PROBLEM DESCRIPTION:
Return each line of the listing that contains the string "color".

= = = = = = =

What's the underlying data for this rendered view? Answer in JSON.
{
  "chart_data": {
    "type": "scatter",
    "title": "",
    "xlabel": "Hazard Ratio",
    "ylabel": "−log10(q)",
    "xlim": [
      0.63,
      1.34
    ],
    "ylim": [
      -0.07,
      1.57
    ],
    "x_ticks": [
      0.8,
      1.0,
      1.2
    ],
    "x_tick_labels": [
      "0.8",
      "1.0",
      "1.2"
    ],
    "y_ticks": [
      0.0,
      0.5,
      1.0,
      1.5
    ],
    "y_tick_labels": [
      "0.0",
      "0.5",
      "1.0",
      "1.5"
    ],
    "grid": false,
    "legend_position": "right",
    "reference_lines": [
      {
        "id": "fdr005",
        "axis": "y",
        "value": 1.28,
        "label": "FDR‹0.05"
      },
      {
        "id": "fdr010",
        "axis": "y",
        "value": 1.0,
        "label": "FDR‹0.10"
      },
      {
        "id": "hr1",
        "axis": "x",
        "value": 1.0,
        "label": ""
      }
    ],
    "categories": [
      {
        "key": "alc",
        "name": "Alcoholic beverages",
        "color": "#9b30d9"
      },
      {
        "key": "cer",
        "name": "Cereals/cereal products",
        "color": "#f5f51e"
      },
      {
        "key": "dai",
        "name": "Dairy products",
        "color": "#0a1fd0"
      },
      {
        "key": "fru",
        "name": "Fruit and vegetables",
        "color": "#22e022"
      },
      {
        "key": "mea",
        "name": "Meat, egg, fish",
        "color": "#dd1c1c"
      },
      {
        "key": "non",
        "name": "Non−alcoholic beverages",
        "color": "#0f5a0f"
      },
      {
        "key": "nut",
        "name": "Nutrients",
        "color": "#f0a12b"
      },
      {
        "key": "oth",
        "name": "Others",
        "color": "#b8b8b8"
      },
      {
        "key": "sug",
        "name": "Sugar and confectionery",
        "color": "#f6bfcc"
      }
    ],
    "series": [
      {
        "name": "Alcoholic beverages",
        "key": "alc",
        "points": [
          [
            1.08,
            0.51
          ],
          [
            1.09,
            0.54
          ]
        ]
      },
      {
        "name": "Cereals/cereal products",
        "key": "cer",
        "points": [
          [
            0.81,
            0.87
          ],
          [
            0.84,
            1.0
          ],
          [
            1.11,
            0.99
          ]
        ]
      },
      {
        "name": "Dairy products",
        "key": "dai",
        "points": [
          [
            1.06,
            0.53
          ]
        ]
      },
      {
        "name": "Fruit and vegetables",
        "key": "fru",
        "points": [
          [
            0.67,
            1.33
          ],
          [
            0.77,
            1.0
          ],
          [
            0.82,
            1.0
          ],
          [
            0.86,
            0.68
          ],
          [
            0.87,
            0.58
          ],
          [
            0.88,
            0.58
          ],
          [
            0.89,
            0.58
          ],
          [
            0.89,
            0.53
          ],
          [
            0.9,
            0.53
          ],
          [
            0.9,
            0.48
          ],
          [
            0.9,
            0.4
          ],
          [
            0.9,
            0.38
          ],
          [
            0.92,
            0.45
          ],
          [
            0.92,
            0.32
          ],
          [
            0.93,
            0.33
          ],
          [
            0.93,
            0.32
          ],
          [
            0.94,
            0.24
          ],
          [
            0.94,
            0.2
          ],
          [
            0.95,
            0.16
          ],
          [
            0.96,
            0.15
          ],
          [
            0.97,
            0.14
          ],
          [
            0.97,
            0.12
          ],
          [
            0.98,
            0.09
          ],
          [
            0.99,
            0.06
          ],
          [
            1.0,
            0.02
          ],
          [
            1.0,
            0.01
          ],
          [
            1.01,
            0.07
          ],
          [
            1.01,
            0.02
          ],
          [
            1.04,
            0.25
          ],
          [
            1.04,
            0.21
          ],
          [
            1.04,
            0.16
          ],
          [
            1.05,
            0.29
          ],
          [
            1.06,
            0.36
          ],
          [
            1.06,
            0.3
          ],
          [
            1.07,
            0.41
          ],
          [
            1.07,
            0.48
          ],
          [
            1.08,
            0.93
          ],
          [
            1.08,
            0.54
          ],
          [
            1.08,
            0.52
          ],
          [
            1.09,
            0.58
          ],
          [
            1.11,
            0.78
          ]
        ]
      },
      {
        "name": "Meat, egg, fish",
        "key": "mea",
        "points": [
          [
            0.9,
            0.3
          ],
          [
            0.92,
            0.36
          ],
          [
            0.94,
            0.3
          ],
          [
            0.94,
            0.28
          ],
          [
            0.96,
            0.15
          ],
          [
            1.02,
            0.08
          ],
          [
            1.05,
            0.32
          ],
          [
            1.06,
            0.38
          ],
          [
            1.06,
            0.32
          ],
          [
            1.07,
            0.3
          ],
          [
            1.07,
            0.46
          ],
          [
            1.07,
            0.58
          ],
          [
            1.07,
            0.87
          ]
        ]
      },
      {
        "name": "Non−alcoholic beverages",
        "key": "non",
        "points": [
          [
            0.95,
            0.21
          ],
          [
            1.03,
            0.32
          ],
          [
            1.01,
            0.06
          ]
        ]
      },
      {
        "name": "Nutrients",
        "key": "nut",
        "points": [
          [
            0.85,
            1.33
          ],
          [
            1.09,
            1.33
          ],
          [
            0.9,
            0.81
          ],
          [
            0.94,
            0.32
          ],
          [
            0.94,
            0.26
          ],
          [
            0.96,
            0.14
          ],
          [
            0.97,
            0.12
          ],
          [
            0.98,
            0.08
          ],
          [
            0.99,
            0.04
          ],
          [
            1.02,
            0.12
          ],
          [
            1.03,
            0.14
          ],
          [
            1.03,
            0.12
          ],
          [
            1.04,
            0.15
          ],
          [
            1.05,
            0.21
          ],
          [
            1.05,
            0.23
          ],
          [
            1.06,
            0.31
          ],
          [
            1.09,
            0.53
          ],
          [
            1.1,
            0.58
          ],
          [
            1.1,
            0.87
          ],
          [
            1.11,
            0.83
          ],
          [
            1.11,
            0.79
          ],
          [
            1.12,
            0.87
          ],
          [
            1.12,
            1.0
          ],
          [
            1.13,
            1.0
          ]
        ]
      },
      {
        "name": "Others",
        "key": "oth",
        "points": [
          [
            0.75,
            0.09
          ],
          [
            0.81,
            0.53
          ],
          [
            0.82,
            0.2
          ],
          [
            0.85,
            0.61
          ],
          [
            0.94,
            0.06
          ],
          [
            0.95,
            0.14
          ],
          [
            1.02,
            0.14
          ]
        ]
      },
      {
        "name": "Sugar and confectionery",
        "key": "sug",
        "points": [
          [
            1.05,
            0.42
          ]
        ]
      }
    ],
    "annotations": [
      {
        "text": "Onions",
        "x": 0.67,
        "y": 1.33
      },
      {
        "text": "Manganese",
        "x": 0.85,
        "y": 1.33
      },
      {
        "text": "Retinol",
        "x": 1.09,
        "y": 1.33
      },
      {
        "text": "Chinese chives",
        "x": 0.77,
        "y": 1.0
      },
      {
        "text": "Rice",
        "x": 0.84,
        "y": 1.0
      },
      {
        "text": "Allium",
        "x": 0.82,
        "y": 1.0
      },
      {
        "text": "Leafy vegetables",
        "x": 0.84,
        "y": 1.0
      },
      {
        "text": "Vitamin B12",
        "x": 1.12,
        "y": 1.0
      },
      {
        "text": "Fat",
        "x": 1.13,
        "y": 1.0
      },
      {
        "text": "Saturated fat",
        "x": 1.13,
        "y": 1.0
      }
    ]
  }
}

= = = = = = =

FINAL RESULT:
        "color": "#9b30d9"
        "color": "#f5f51e"
        "color": "#0a1fd0"
        "color": "#22e022"
        "color": "#dd1c1c"
        "color": "#0f5a0f"
        "color": "#f0a12b"
        "color": "#b8b8b8"
        "color": "#f6bfcc"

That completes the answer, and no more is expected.